> _Job_
Identify each line holding the string "screenshot" and copy it.

┌──

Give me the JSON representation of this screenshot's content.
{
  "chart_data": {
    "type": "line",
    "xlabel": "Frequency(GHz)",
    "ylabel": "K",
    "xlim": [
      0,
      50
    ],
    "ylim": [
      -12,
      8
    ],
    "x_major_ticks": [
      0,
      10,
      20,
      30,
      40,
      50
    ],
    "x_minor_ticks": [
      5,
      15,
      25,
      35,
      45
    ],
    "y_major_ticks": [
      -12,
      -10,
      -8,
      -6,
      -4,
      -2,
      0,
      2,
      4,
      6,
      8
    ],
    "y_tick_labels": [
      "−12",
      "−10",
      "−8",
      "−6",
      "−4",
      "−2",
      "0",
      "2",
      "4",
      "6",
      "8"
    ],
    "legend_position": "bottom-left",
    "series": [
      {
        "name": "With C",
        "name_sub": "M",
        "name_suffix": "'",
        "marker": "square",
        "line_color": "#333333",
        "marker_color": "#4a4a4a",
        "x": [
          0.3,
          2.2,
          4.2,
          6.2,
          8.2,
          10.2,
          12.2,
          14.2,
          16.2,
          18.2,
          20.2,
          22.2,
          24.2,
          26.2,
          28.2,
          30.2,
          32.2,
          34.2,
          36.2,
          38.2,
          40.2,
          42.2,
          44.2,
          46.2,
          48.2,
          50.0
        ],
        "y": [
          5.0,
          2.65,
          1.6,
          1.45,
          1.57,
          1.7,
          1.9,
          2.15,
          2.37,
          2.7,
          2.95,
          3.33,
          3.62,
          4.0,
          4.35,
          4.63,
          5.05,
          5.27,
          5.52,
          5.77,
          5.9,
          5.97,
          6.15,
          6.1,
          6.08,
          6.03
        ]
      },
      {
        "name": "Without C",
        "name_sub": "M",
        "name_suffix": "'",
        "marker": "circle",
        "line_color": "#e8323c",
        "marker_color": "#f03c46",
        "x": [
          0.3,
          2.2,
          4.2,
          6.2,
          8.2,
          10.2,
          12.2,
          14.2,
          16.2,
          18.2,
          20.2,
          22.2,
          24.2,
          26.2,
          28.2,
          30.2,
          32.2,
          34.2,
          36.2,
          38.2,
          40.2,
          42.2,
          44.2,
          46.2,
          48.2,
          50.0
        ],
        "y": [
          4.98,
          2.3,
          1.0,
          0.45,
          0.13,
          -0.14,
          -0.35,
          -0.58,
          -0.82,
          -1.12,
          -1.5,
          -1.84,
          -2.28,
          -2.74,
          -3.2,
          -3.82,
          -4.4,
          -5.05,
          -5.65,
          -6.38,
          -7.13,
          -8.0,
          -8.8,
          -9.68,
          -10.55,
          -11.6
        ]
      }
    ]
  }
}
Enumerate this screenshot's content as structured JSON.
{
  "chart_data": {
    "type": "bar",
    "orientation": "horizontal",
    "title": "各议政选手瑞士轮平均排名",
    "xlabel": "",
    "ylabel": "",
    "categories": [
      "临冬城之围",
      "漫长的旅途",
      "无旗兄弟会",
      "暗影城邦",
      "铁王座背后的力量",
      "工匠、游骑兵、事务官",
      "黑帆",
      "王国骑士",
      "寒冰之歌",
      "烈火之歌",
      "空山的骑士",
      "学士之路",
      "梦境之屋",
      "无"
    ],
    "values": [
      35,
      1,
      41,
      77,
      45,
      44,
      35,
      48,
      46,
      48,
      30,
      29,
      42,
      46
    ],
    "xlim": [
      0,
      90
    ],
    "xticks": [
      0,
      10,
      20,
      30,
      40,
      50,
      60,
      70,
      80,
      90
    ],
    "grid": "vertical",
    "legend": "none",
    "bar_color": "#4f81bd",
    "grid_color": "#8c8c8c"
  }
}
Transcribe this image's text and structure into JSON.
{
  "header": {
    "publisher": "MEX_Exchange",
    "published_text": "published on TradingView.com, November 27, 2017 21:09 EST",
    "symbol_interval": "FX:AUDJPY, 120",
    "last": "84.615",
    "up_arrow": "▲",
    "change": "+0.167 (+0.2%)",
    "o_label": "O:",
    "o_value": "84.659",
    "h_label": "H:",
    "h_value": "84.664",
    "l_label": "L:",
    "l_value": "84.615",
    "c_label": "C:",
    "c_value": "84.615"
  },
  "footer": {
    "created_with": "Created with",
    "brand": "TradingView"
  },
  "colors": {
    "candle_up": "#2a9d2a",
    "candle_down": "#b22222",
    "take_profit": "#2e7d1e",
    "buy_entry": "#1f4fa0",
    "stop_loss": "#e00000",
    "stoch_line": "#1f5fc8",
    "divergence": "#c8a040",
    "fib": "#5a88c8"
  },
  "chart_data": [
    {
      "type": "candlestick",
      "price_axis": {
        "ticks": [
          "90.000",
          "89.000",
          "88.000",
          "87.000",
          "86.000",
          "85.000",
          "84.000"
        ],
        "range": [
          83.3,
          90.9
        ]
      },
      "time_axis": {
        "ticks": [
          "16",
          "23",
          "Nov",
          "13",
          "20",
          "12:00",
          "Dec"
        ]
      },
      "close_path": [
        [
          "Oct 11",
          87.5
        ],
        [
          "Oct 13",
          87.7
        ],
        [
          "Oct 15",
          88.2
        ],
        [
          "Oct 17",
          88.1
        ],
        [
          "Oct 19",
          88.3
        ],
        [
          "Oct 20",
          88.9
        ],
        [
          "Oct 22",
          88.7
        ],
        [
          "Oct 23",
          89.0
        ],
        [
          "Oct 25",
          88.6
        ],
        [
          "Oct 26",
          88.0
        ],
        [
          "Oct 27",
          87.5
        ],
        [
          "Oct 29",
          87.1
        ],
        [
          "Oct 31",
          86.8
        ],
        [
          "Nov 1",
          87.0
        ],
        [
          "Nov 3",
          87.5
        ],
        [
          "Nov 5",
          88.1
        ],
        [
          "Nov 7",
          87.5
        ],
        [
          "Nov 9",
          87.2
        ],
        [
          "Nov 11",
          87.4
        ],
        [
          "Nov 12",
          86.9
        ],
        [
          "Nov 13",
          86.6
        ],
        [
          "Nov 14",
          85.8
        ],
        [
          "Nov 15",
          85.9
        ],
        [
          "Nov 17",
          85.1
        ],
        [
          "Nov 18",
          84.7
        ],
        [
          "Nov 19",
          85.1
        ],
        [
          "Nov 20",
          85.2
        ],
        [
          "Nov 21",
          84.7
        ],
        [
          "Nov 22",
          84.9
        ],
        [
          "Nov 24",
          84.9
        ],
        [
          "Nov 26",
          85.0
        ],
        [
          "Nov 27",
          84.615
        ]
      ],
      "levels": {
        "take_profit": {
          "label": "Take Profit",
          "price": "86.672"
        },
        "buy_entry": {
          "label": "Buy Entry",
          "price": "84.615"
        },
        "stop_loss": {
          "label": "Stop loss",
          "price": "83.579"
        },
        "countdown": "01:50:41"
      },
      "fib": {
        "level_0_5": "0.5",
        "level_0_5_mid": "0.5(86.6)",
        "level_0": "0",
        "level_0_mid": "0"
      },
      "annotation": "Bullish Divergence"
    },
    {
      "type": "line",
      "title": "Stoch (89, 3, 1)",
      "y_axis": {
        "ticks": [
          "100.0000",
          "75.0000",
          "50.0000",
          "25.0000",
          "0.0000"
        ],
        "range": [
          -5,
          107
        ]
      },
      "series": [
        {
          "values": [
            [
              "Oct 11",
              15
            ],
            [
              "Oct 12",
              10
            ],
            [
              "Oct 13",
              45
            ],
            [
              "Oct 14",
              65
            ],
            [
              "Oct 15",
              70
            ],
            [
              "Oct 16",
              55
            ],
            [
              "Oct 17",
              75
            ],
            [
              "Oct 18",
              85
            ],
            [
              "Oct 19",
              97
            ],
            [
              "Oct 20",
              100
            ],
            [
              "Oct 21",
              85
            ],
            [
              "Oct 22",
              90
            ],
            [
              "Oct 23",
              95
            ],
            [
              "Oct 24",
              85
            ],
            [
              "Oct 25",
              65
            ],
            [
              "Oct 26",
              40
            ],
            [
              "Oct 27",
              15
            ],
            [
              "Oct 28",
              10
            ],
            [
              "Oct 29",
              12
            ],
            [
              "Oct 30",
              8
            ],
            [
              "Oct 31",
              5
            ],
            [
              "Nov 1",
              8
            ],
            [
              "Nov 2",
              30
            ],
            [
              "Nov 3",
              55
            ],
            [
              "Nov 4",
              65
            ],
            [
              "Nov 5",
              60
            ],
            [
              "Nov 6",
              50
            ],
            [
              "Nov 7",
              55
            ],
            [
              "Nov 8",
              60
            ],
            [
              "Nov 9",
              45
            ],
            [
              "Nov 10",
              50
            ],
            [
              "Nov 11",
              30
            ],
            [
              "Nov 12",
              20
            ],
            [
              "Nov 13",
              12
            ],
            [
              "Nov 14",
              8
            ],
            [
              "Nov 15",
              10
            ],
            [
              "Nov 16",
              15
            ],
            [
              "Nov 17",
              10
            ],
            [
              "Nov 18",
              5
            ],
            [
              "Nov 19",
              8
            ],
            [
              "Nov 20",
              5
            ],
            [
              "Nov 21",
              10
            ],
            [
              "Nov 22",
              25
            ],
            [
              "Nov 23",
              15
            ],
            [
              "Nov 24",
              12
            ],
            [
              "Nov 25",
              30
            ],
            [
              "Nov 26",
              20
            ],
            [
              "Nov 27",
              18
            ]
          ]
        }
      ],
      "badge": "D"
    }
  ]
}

└──

> _Exercise output_
Give me the JSON representation of this screenshot's content.
Enumerate this screenshot's content as structured JSON.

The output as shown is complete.